Answer with one number: how many lines hold "heeft".

------ Information supplied ------

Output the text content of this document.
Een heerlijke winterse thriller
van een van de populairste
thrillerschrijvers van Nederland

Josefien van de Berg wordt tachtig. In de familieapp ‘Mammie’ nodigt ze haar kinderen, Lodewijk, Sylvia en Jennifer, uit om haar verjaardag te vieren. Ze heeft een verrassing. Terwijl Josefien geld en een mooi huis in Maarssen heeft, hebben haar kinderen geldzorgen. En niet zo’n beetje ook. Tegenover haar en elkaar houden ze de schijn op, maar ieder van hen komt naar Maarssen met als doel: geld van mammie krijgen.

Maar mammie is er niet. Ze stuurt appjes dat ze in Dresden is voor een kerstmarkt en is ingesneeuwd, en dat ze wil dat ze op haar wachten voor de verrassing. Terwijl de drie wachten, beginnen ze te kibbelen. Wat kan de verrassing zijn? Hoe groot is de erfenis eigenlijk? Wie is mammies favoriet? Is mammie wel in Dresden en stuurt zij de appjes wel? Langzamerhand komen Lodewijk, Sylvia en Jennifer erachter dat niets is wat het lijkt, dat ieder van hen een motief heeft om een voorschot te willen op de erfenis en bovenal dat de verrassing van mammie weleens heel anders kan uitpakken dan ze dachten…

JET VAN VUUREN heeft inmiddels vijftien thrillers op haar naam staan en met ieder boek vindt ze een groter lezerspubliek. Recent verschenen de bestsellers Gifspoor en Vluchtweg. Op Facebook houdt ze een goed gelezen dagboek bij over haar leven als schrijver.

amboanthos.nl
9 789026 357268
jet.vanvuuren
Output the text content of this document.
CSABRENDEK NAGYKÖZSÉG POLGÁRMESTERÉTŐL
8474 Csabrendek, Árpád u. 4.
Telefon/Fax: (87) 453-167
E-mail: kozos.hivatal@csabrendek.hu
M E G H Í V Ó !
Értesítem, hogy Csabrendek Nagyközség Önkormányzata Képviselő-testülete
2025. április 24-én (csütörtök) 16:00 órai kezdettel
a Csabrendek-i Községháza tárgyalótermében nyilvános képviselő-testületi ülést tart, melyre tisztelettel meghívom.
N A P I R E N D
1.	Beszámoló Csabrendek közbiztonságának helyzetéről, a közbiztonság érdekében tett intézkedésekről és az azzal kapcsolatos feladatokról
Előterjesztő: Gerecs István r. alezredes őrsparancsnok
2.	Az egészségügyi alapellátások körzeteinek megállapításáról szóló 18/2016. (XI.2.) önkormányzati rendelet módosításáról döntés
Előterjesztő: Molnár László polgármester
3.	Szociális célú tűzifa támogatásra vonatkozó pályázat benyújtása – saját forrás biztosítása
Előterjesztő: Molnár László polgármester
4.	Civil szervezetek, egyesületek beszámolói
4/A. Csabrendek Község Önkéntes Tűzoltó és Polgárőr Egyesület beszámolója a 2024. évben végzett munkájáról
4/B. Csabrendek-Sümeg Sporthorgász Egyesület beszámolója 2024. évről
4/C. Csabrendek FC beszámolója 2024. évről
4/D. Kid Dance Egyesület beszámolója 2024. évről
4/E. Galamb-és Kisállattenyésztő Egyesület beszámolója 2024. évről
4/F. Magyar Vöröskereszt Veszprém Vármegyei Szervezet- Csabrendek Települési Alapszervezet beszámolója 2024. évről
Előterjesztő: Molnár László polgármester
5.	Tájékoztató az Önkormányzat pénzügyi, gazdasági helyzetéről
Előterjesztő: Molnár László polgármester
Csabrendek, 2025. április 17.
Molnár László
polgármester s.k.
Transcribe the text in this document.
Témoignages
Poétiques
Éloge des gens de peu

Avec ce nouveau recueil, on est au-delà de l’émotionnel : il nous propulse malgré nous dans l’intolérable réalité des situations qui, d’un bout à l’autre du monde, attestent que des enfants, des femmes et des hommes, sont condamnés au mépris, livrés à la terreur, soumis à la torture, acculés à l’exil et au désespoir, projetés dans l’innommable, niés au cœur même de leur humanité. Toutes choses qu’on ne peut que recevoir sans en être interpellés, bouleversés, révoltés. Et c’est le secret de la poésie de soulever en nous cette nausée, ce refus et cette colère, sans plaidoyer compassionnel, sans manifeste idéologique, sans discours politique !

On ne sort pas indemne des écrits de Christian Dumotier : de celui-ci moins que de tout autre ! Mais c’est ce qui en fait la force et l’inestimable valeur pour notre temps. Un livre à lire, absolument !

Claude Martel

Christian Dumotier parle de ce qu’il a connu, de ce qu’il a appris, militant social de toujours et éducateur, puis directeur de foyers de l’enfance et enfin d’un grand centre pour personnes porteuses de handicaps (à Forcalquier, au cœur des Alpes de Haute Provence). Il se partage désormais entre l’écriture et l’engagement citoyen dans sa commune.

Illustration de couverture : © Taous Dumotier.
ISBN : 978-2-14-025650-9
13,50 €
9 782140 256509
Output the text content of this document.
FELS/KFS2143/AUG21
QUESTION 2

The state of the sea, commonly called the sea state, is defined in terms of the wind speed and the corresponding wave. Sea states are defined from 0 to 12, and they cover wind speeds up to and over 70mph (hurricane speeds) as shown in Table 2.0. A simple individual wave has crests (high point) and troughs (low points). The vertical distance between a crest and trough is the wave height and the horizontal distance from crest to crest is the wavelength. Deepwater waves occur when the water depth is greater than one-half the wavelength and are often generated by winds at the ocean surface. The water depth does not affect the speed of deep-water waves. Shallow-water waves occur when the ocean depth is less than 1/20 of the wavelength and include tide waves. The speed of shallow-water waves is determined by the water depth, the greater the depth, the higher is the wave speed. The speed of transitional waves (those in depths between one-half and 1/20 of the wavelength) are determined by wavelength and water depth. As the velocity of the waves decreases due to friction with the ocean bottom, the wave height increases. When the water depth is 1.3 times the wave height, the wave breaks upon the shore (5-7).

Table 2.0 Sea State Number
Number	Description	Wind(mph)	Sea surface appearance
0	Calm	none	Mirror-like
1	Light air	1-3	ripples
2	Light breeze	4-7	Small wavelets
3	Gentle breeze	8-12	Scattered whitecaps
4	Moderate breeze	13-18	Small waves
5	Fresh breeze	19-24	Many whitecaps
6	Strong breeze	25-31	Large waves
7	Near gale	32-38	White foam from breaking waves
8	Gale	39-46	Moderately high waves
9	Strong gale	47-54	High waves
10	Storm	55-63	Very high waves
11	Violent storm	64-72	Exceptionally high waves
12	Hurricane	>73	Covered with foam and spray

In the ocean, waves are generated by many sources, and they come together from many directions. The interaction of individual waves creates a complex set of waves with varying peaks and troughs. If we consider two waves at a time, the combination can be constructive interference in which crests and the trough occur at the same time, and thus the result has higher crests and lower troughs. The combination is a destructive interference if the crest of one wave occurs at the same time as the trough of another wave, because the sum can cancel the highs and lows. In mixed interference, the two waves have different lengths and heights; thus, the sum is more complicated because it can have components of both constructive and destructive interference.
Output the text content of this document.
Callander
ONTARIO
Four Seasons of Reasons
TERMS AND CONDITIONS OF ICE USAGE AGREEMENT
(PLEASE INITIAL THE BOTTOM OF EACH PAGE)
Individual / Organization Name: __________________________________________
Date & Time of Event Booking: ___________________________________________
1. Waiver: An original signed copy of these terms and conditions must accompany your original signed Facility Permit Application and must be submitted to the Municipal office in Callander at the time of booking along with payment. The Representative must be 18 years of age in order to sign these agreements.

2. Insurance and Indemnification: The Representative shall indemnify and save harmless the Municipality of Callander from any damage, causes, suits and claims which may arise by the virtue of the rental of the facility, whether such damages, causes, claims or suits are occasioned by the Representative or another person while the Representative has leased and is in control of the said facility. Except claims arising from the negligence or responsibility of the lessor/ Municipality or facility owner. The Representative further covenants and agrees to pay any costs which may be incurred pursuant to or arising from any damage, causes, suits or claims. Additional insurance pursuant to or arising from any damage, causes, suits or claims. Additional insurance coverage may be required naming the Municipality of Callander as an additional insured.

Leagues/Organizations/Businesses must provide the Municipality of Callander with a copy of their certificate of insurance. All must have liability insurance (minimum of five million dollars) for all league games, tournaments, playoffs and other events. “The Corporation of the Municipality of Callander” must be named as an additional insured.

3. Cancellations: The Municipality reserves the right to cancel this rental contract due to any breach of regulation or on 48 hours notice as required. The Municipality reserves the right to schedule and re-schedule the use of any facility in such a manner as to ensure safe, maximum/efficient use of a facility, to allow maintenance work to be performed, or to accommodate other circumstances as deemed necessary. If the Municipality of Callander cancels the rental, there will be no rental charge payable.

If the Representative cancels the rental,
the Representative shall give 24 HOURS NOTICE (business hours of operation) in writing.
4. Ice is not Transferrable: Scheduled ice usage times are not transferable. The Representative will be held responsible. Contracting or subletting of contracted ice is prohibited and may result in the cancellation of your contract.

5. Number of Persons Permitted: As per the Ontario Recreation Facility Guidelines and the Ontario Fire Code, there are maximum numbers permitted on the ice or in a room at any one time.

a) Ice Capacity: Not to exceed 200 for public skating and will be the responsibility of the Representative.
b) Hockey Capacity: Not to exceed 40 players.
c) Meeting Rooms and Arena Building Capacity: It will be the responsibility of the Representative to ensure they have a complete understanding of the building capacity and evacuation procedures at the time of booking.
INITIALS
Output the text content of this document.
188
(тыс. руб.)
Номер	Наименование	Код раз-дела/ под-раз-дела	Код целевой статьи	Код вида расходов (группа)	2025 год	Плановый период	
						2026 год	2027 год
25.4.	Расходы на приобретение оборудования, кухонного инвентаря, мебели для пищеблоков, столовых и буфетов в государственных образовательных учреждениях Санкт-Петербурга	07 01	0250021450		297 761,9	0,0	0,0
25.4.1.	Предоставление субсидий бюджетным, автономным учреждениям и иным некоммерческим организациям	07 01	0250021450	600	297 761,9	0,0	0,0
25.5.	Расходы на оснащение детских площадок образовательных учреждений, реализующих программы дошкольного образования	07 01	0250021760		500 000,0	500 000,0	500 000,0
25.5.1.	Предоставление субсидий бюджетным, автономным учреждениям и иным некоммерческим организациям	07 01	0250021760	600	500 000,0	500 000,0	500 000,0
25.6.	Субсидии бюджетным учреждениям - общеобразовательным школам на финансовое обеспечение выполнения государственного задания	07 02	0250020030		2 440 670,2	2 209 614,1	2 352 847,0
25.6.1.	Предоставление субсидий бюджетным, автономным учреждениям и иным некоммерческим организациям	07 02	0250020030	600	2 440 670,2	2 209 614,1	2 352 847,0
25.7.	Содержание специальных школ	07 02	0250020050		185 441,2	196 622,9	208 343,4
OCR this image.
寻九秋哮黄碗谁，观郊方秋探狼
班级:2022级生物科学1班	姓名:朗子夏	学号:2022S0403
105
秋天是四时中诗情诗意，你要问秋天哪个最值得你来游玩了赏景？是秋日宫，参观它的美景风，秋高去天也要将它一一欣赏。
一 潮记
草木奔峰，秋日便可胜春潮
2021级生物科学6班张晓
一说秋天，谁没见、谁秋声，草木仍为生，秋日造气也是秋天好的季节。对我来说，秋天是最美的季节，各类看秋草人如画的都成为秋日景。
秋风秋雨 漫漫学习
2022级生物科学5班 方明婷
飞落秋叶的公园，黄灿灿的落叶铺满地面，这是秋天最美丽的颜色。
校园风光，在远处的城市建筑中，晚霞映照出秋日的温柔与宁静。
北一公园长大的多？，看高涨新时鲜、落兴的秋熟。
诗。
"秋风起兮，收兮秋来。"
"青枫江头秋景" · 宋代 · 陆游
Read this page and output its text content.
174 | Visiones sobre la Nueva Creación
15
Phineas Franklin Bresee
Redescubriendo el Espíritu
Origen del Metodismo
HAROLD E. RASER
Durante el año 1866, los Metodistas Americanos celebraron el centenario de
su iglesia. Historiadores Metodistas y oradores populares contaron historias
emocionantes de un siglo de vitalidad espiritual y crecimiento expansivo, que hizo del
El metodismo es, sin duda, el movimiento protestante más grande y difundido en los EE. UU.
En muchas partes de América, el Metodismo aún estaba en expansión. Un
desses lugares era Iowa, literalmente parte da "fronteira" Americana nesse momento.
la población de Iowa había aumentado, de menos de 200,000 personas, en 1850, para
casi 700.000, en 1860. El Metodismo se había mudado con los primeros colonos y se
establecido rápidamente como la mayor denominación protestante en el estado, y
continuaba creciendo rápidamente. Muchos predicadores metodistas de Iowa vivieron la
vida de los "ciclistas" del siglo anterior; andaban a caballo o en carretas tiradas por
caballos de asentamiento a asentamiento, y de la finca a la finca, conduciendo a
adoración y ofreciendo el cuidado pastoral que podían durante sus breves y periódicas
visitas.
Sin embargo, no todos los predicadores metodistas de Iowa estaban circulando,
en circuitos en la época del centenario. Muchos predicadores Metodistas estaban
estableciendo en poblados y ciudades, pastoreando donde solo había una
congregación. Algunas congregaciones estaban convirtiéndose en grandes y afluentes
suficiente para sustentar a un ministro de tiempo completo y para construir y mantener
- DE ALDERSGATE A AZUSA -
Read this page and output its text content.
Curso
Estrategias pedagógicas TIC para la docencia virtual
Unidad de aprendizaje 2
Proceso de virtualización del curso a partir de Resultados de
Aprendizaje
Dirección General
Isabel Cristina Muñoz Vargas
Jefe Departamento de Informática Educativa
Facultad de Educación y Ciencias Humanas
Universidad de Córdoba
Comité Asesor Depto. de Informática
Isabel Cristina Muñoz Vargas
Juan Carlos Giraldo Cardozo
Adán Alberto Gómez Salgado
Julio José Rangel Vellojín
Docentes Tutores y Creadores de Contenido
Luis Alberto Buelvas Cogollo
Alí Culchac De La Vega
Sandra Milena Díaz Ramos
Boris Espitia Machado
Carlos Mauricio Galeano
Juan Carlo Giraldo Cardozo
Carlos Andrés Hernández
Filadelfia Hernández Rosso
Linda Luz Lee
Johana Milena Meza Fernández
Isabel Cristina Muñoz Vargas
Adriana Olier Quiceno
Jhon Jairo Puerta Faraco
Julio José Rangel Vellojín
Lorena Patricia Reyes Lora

------

**Exercise response**
3